((

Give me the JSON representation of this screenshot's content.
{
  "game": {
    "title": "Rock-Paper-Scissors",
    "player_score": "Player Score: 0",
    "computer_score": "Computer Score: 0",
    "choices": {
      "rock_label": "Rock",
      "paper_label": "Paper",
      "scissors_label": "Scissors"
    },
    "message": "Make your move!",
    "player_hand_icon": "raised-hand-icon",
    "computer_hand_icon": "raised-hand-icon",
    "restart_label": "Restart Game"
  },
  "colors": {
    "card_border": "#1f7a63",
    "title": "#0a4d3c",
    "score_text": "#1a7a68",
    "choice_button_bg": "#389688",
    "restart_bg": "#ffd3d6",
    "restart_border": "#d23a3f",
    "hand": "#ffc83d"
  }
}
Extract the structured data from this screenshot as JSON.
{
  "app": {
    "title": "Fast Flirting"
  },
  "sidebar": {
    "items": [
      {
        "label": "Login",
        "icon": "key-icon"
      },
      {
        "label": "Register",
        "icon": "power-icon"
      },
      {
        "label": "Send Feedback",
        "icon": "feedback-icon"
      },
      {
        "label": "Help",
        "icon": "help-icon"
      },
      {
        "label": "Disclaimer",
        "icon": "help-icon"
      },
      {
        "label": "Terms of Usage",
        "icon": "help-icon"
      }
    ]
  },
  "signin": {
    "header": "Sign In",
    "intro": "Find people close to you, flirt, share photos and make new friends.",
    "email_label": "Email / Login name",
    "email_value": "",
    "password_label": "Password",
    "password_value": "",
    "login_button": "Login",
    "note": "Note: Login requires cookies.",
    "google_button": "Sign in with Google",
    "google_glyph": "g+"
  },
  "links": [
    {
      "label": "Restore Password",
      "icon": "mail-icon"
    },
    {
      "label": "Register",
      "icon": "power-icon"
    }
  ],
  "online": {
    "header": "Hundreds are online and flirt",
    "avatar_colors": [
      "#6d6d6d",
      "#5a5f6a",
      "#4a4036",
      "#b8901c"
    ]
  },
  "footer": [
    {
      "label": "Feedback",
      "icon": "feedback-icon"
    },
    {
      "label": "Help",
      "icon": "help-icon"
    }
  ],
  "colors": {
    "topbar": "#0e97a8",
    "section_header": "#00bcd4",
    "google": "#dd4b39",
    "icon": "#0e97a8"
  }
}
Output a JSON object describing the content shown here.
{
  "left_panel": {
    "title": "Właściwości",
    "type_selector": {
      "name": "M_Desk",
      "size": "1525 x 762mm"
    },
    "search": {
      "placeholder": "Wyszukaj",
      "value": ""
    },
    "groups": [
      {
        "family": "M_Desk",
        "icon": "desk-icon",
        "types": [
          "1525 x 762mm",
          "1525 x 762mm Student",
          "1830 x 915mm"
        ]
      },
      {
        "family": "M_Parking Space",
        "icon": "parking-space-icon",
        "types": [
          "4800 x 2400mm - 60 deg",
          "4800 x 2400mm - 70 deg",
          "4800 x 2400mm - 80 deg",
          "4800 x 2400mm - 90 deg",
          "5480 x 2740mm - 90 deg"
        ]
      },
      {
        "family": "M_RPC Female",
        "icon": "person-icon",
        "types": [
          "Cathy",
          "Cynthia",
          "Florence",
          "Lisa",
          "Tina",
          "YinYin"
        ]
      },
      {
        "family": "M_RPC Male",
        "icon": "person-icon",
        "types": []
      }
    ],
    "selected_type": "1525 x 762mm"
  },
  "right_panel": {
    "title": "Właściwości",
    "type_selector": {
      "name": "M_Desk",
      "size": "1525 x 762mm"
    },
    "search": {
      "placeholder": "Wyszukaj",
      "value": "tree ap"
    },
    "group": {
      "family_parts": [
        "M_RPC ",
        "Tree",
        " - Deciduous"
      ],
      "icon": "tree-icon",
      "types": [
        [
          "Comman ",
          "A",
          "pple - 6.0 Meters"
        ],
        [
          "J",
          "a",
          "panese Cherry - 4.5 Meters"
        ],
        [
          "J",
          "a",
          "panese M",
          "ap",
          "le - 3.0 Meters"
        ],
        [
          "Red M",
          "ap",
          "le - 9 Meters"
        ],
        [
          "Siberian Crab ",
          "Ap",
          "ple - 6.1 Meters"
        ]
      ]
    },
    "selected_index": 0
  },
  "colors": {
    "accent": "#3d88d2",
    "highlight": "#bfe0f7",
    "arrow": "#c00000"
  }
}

))

Using the data above, repeat every line exactly.

Give me the JSON representation of this screenshot's content.
{
  "game": {
    "title": "Rock-Paper-Scissors",
    "player_score": "Player Score: 0",
    "computer_score": "Computer Score: 0",
    "choices": {
      "rock_label": "Rock",
      "paper_label": "Paper",
      "scissors_label": "Scissors"
    },
    "message": "Make your move!",
    "player_hand_icon": "raised-hand-icon",
    "computer_hand_icon": "raised-hand-icon",
    "restart_label": "Restart Game"
  },
  "colors": {
    "card_border": "#1f7a63",
    "title": "#0a4d3c",
    "score_text": "#1a7a68",
    "choice_button_bg": "#389688",
    "restart_bg": "#ffd3d6",
    "restart_border": "#d23a3f",
    "hand": "#ffc83d"
  }
}
Extract the structured data from this screenshot as JSON.
{
  "app": {
    "title": "Fast Flirting"
  },
  "sidebar": {
    "items": [
      {
        "label": "Login",
        "icon": "key-icon"
      },
      {
        "label": "Register",
        "icon": "power-icon"
      },
      {
        "label": "Send Feedback",
        "icon": "feedback-icon"
      },
      {
        "label": "Help",
        "icon": "help-icon"
      },
      {
        "label": "Disclaimer",
        "icon": "help-icon"
      },
      {
        "label": "Terms of Usage",
        "icon": "help-icon"
      }
    ]
  },
  "signin": {
    "header": "Sign In",
    "intro": "Find people close to you, flirt, share photos and make new friends.",
    "email_label": "Email / Login name",
    "email_value": "",
    "password_label": "Password",
    "password_value": "",
    "login_button": "Login",
    "note": "Note: Login requires cookies.",
    "google_button": "Sign in with Google",
    "google_glyph": "g+"
  },
  "links": [
    {
      "label": "Restore Password",
      "icon": "mail-icon"
    },
    {
      "label": "Register",
      "icon": "power-icon"
    }
  ],
  "online": {
    "header": "Hundreds are online and flirt",
    "avatar_colors": [
      "#6d6d6d",
      "#5a5f6a",
      "#4a4036",
      "#b8901c"
    ]
  },
  "footer": [
    {
      "label": "Feedback",
      "icon": "feedback-icon"
    },
    {
      "label": "Help",
      "icon": "help-icon"
    }
  ],
  "colors": {
    "topbar": "#0e97a8",
    "section_header": "#00bcd4",
    "google": "#dd4b39",
    "icon": "#0e97a8"
  }
}
Output a JSON object describing the content shown here.
{
  "left_panel": {
    "title": "Właściwości",
    "type_selector": {
      "name": "M_Desk",
      "size": "1525 x 762mm"
    },
    "search": {
      "placeholder": "Wyszukaj",
      "value": ""
    },
    "groups": [
      {
        "family": "M_Desk",
        "icon": "desk-icon",
        "types": [
          "1525 x 762mm",
          "1525 x 762mm Student",
          "1830 x 915mm"
        ]
      },
      {
        "family": "M_Parking Space",
        "icon": "parking-space-icon",
        "types": [
          "4800 x 2400mm - 60 deg",
          "4800 x 2400mm - 70 deg",
          "4800 x 2400mm - 80 deg",
          "4800 x 2400mm - 90 deg",
          "5480 x 2740mm - 90 deg"
        ]
      },
      {
        "family": "M_RPC Female",
        "icon": "person-icon",
        "types": [
          "Cathy",
          "Cynthia",
          "Florence",
          "Lisa",
          "Tina",
          "YinYin"
        ]
      },
      {
        "family": "M_RPC Male",
        "icon": "person-icon",
        "types": []
      }
    ],
    "selected_type": "1525 x 762mm"
  },
  "right_panel": {
    "title": "Właściwości",
    "type_selector": {
      "name": "M_Desk",
      "size": "1525 x 762mm"
    },
    "search": {
      "placeholder": "Wyszukaj",
      "value": "tree ap"
    },
    "group": {
      "family_parts": [
        "M_RPC ",
        "Tree",
        " - Deciduous"
      ],
      "icon": "tree-icon",
      "types": [
        [
          "Comman ",
          "A",
          "pple - 6.0 Meters"
        ],
        [
          "J",
          "a",
          "panese Cherry - 4.5 Meters"
        ],
        [
          "J",
          "a",
          "panese M",
          "ap",
          "le - 3.0 Meters"
        ],
        [
          "Red M",
          "ap",
          "le - 9 Meters"
        ],
        [
          "Siberian Crab ",
          "Ap",
          "ple - 6.1 Meters"
        ]
      ]
    },
    "selected_index": 0
  },
  "colors": {
    "accent": "#3d88d2",
    "highlight": "#bfe0f7",
    "arrow": "#c00000"
  }
}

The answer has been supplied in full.